(Extracted data entries)
— Begin —

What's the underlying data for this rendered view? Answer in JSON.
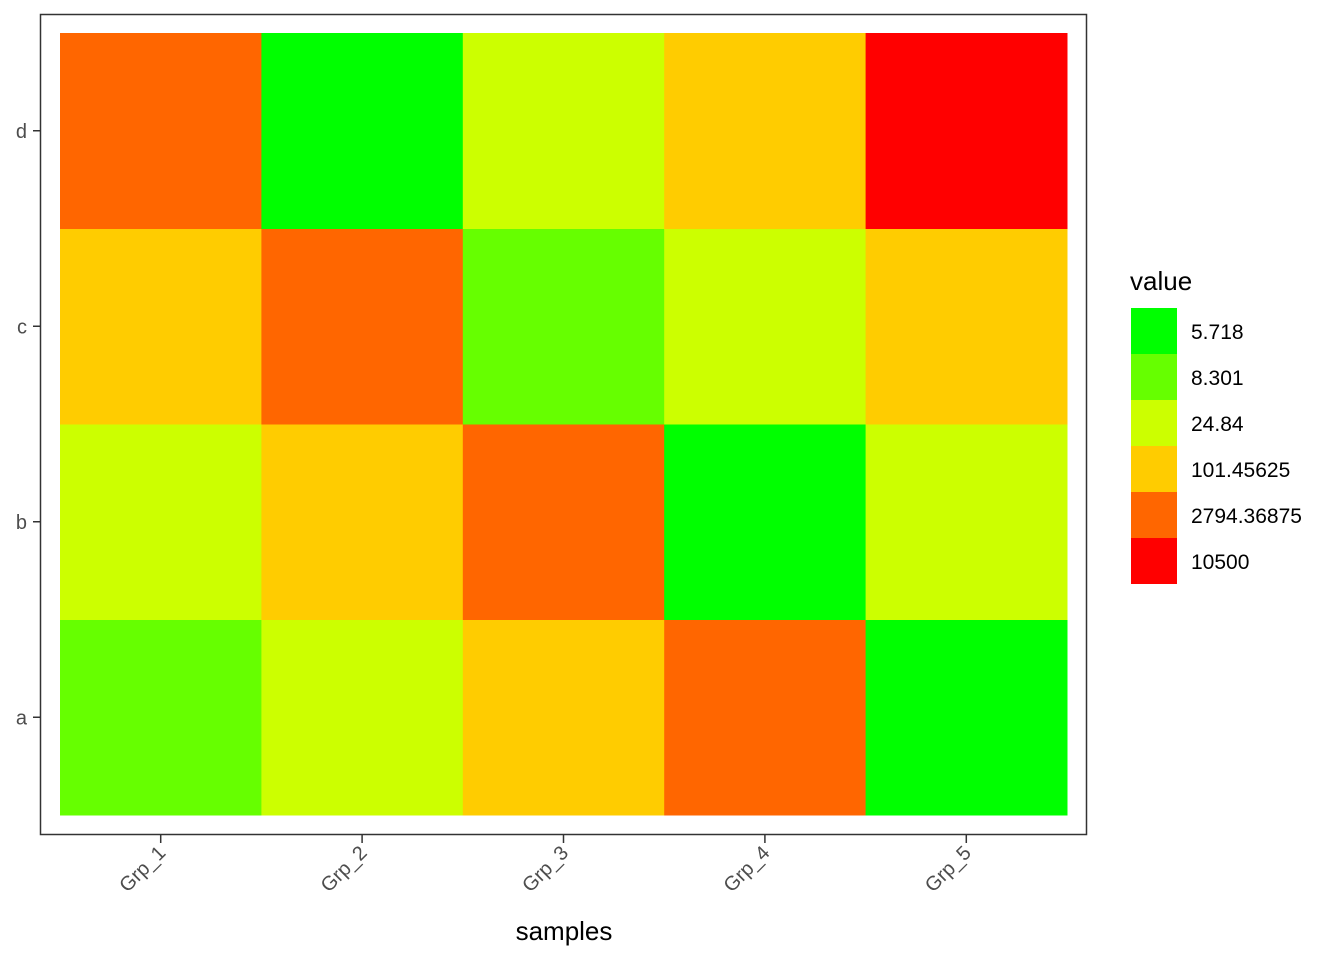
{
  "chart_data": {
    "type": "heatmap",
    "x_categories": [
      "Grp_1",
      "Grp_2",
      "Grp_3",
      "Grp_4",
      "Grp_5"
    ],
    "y_categories": [
      "a",
      "b",
      "c",
      "d"
    ],
    "cells": [
      [
        "8.301",
        "24.84",
        "101.45625",
        "2794.36875",
        "5.718"
      ],
      [
        "24.84",
        "101.45625",
        "2794.36875",
        "5.718",
        "24.84"
      ],
      [
        "101.45625",
        "2794.36875",
        "8.301",
        "24.84",
        "101.45625"
      ],
      [
        "2794.36875",
        "5.718",
        "24.84",
        "101.45625",
        "10500"
      ]
    ],
    "xlabel": "samples",
    "ylabel": "",
    "legend": {
      "title": "value",
      "position": "right",
      "entries": [
        {
          "label": "5.718",
          "color": "#00FF00"
        },
        {
          "label": "8.301",
          "color": "#66FF00"
        },
        {
          "label": "24.84",
          "color": "#CCFF00"
        },
        {
          "label": "101.45625",
          "color": "#FFCC00"
        },
        {
          "label": "2794.36875",
          "color": "#FF6600"
        },
        {
          "label": "10500",
          "color": "#FF0000"
        }
      ]
    },
    "grid": false,
    "x_tick_rotation": 45
  }
}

— End —

WORK INSTRUCTIONS ▸
Repeat the data exactly in full, omitting its pictures.

ANSWER TO THIS PROBLEM ▸
What's the underlying data for this rendered view? Answer in JSON.
{
  "chart_data": {
    "type": "heatmap",
    "x_categories": [
      "Grp_1",
      "Grp_2",
      "Grp_3",
      "Grp_4",
      "Grp_5"
    ],
    "y_categories": [
      "a",
      "b",
      "c",
      "d"
    ],
    "cells": [
      [
        "8.301",
        "24.84",
        "101.45625",
        "2794.36875",
        "5.718"
      ],
      [
        "24.84",
        "101.45625",
        "2794.36875",
        "5.718",
        "24.84"
      ],
      [
        "101.45625",
        "2794.36875",
        "8.301",
        "24.84",
        "101.45625"
      ],
      [
        "2794.36875",
        "5.718",
        "24.84",
        "101.45625",
        "10500"
      ]
    ],
    "xlabel": "samples",
    "ylabel": "",
    "legend": {
      "title": "value",
      "position": "right",
      "entries": [
        {
          "label": "5.718",
          "color": "#00FF00"
        },
        {
          "label": "8.301",
          "color": "#66FF00"
        },
        {
          "label": "24.84",
          "color": "#CCFF00"
        },
        {
          "label": "101.45625",
          "color": "#FFCC00"
        },
        {
          "label": "2794.36875",
          "color": "#FF6600"
        },
        {
          "label": "10500",
          "color": "#FF0000"
        }
      ]
    },
    "grid": false,
    "x_tick_rotation": 45
  }
}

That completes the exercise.